INPUT DATA:

+-------+

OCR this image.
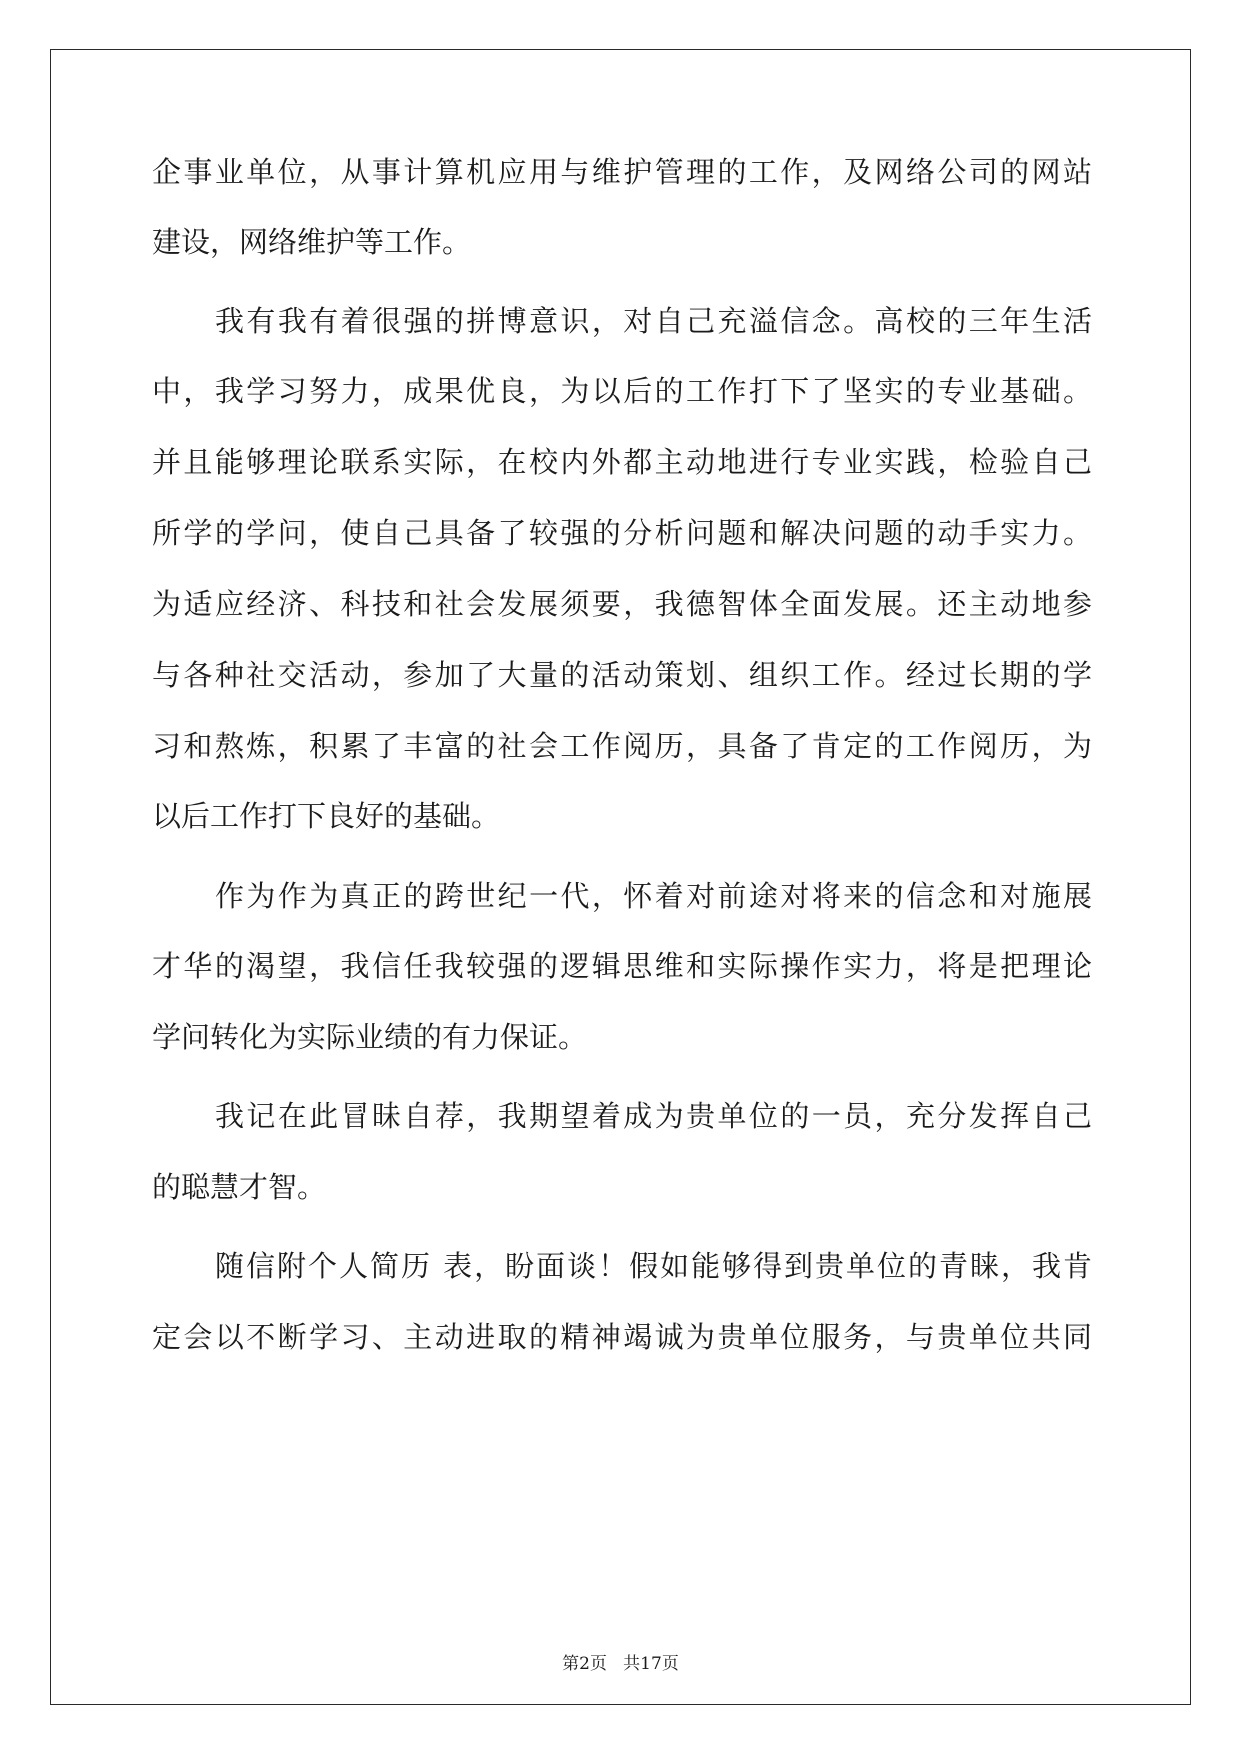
企事业单位，从事计算机应用与维护管理的工作，及网络公司的网站
建设，网络维护等工作。
我有我有着很强的拼博意识，对自己充溢信念。高校的三年生活
中，我学习努力，成果优良，为以后的工作打下了坚实的专业基础。
并且能够理论联系实际，在校内外都主动地进行专业实践，检验自己
所学的学问，使自己具备了较强的分析问题和解决问题的动手实力。
为适应经济、科技和社会发展须要，我德智体全面发展。还主动地参
与各种社交活动，参加了大量的活动策划、组织工作。经过长期的学
习和熬炼，积累了丰富的社会工作阅历，具备了肯定的工作阅历，为
以后工作打下良好的基础。
作为作为真正的跨世纪一代，怀着对前途对将来的信念和对施展
才华的渴望，我信任我较强的逻辑思维和实际操作实力，将是把理论
学问转化为实际业绩的有力保证。
我记在此冒昧自荐，我期望着成为贵单位的一员，充分发挥自己
的聪慧才智。
随信附个人简历 表，盼面谈！假如能够得到贵单位的青睐，我肯
定会以不断学习、主动进取的精神竭诚为贵单位服务，与贵单位共同
第2页   共17页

+-------+

SHORT TASK: Return the listing above unchanged, apart from dropping its pictures.

SOLUTION BELOW:
OCR this image.
企事业单位，从事计算机应用与维护管理的工作，及网络公司的网站
建设，网络维护等工作。
我有我有着很强的拼博意识，对自己充溢信念。高校的三年生活
中，我学习努力，成果优良，为以后的工作打下了坚实的专业基础。
并且能够理论联系实际，在校内外都主动地进行专业实践，检验自己
所学的学问，使自己具备了较强的分析问题和解决问题的动手实力。
为适应经济、科技和社会发展须要，我德智体全面发展。还主动地参
与各种社交活动，参加了大量的活动策划、组织工作。经过长期的学
习和熬炼，积累了丰富的社会工作阅历，具备了肯定的工作阅历，为
以后工作打下良好的基础。
作为作为真正的跨世纪一代，怀着对前途对将来的信念和对施展
才华的渴望，我信任我较强的逻辑思维和实际操作实力，将是把理论
学问转化为实际业绩的有力保证。
我记在此冒昧自荐，我期望着成为贵单位的一员，充分发挥自己
的聪慧才智。
随信附个人简历 表，盼面谈！假如能够得到贵单位的青睐，我肯
定会以不断学习、主动进取的精神竭诚为贵单位服务，与贵单位共同
第2页   共17页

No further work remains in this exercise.